• _Selected text_:
Is there a way to build a directory of a nixos system like nixos-generators’s lxc
format would do, but without archiving the content? Too much time is wasted in tar
then untar
while rsync
should be must faster for my use case.
Btw, my use case is deploying nixos to a termux proot-distro environment. (It only partly works now, with systemd can’t start yet - I guess I should look into how Nixos-WSL achieved it)
Do you just mean you want to rsync
all the /nix/store
paths required for a NixOS system to a directory? You can build a NixOS closure and then use nix-store --query --requisites ./result
to get the list of directories that you need to copy.
no, I want the top level files as well, there are etc/
, sbin/
…
I am using nixos-generators which means result
is a tarball. If I build #nixosConfigurations.{namehere}.config.system.build.toplevel
with nixos.lib.nixosSystem {...}
the directory inside result
is a bit different from the tarball. Should I specify another attribute to build?
Other than the following, the only files in the tarball are in /nix/store
$ tar -tf $(nix run github:nix-community/nixos-generators -- -f lxc) | grep -v '^nix/store'
dev/
etc/
etc/os-release
nix/
nix-path-registration
proc/
sbin/
sbin/init
sys/
The only actual files in the tarball outside /nix/store
are os-release
, nix-path-registration
, and init
. Everything is in the store, and the root fs is populated by init
when the image is started. And init
is a symlink pointing to the toplevel
derivation’s init
program.
The important code to look at is system.build.tarball
, defined here. Also note the variety of other configuration options set in that file, such as boot.isContainer = true;
. And the script that actually assembles the tarball is here.
So I think you can make a configuration.nix
with imports = ["${modulesPath}/virtualisation/lxc-container.nix"];
, and assemble a directory with etc/os-release
and sbin/init
pointing at the files in system.build.toplevel
, and that’ll be basically the same as the tarball. The nix-path-registration
is a bit more complicated though, but also not entirely necessary.
That’s all I need, thank you very much for the pointer
hmm, I’m curious how to call that system.build.tarball
from nix build
+ flake, without involving nixos-generators?
The nixos-generators thing for lxc is extremely simple. Essentially all it does is import the lxc-container.nix
file from nixpkgs. You can just do that, and then you can build .#nixosConfigurations.${name}.config.system.build.tarball
just like you would toplevel
.
Thanks, it took me a while to read the source code of nixos-generators and several nixos modules that nixos-generators use to understand how things work together.

• _Action item 1_:
In the NixOS thread, repeat the stretch from "Btw, my use" through "attribute to build?" word for word.
• _Action item 2_:
According to the NixOS thread, which three files are the only actual files in the tarball outside /nix/store?

• _Supplied information_:
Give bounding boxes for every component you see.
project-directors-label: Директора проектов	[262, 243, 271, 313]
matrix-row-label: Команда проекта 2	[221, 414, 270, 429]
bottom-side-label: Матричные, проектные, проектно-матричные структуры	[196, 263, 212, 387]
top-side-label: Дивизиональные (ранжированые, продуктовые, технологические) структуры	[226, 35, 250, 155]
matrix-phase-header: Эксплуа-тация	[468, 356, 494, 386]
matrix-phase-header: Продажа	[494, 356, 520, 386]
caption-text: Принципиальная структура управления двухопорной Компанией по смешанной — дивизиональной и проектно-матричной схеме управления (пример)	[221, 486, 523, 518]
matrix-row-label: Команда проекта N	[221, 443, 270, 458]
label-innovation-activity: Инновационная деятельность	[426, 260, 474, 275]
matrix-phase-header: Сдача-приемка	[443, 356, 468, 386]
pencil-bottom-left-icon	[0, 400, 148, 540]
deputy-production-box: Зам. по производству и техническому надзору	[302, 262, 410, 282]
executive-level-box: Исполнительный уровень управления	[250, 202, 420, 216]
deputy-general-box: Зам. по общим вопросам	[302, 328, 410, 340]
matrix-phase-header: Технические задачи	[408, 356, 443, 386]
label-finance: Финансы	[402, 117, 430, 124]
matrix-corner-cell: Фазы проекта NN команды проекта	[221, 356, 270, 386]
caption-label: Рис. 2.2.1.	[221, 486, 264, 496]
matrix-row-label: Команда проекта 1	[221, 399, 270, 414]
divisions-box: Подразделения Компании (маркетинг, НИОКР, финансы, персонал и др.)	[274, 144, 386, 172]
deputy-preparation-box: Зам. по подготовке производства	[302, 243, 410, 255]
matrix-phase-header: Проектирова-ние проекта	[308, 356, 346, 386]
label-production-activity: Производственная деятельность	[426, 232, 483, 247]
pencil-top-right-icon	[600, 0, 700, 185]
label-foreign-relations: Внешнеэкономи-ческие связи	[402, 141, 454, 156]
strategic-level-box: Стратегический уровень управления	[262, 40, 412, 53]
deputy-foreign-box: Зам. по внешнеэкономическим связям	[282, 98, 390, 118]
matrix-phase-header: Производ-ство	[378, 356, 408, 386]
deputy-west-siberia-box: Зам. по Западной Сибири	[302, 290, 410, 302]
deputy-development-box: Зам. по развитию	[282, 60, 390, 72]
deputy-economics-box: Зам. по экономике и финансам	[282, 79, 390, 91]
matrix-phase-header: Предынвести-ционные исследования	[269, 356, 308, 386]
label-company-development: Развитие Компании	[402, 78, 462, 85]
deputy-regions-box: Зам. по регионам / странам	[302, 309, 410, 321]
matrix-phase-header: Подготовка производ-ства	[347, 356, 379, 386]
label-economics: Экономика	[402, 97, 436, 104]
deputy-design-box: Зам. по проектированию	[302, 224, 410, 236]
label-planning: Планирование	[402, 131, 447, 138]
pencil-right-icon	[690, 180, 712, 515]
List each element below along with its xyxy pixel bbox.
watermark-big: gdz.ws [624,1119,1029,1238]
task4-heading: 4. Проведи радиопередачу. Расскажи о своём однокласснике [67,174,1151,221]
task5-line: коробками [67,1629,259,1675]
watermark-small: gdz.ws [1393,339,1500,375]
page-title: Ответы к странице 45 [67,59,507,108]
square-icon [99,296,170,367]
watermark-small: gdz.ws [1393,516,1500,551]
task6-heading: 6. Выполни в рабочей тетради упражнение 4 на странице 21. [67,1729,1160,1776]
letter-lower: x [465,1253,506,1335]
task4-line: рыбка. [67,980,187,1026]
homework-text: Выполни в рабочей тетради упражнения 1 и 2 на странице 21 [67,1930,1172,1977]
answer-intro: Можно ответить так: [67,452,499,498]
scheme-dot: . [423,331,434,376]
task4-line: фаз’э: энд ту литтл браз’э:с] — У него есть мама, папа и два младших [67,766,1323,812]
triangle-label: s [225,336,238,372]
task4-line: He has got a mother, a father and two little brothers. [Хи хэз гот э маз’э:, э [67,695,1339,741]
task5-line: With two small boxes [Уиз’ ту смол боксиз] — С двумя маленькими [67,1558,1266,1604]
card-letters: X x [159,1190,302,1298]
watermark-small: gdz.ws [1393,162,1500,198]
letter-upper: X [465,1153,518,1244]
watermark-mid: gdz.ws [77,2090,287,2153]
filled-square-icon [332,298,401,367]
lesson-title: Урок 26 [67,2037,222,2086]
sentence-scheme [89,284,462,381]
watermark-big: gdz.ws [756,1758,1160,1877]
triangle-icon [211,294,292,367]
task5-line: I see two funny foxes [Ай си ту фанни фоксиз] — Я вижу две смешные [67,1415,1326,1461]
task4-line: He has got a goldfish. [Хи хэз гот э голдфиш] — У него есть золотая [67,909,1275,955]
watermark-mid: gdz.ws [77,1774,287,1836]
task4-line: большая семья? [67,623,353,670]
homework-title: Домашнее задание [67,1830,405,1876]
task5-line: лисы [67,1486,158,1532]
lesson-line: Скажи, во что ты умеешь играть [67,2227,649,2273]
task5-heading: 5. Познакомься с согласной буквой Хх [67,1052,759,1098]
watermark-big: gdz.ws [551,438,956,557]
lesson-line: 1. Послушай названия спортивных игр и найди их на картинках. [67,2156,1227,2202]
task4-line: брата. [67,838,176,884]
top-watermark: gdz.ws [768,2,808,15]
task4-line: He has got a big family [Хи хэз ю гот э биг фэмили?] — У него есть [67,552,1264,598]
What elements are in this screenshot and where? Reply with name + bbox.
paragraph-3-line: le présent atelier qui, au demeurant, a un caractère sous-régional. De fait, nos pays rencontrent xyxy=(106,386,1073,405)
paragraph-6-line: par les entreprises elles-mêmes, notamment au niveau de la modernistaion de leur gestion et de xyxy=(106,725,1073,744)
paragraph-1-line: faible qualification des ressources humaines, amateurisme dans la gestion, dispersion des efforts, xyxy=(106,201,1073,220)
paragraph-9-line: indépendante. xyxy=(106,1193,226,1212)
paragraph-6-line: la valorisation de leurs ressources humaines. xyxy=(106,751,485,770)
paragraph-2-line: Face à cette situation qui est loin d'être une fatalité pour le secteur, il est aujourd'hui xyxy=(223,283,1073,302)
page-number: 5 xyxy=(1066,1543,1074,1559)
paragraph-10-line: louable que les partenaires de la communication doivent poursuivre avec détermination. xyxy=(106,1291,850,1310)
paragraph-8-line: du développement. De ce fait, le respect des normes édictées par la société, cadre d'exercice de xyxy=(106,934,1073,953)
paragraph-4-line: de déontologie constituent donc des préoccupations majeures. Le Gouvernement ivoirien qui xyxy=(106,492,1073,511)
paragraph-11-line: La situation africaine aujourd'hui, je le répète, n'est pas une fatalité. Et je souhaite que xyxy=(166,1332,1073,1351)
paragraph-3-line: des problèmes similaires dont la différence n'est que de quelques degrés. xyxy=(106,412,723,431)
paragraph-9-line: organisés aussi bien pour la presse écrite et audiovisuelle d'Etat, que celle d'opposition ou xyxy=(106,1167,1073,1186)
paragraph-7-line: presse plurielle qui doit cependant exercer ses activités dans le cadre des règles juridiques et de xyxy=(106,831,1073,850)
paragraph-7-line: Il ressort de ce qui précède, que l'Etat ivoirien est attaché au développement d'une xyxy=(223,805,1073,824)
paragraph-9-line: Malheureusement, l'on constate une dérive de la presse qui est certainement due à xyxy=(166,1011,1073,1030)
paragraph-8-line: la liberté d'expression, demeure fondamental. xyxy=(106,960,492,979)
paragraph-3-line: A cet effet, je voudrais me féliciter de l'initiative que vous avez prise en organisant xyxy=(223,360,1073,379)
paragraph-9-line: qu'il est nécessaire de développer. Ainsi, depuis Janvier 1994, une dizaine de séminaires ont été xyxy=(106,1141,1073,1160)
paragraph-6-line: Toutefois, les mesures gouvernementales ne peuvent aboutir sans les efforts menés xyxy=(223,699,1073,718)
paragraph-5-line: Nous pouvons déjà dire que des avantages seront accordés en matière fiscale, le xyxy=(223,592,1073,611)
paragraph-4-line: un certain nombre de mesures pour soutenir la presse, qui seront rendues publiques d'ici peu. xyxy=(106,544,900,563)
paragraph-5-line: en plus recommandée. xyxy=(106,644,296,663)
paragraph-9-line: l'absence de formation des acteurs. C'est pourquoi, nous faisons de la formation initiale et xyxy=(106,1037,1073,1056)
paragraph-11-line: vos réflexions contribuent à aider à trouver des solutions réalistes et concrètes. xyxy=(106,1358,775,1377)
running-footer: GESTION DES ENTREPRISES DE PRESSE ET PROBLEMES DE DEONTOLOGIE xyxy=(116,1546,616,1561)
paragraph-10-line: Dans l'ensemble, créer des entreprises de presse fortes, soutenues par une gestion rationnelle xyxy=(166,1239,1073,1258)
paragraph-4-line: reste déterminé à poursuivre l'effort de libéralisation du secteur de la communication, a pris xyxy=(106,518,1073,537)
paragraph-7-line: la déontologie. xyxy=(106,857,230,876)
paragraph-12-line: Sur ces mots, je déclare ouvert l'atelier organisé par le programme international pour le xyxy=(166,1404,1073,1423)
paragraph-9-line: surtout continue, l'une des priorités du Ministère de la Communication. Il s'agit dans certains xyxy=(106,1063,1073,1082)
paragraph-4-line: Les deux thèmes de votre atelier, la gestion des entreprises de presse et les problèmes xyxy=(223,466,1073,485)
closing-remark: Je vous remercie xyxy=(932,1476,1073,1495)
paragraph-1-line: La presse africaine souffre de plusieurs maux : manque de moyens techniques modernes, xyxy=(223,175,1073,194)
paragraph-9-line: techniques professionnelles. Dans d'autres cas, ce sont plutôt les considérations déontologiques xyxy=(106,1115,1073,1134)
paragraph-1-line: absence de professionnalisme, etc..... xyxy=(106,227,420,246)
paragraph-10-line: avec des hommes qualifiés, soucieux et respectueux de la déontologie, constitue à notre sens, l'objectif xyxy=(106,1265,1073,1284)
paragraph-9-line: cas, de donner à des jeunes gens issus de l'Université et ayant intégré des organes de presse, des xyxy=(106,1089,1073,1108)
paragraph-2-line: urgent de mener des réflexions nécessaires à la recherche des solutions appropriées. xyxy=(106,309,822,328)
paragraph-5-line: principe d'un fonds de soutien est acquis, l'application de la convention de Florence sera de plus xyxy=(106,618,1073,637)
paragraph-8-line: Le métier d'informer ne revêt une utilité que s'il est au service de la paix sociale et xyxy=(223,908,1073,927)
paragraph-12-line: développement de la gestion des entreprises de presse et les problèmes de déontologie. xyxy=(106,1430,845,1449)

• _Output 1_:
Btw, my use case is deploying nixos to a termux proot-distro environment. (It only partly works now, with systemd can’t start yet - I guess I should look into how Nixos-WSL achieved it)
Do you just mean you want to rsync
all the /nix/store
paths required for a NixOS system to a directory? You can build a NixOS closure and then use nix-store --query --requisites ./result
to get the list of directories that you need to copy.
no, I want the top level files as well, there are etc/
, sbin/
…
I am using nixos-generators which means result
is a tarball. If I build #nixosConfigurations.{namehere}.config.system.build.toplevel
with nixos.lib.nixosSystem {...}
the directory inside result
is a bit different from the tarball. Should I specify another attribute to build?

• _Output 2_:
os-release, nix-path-registration, and init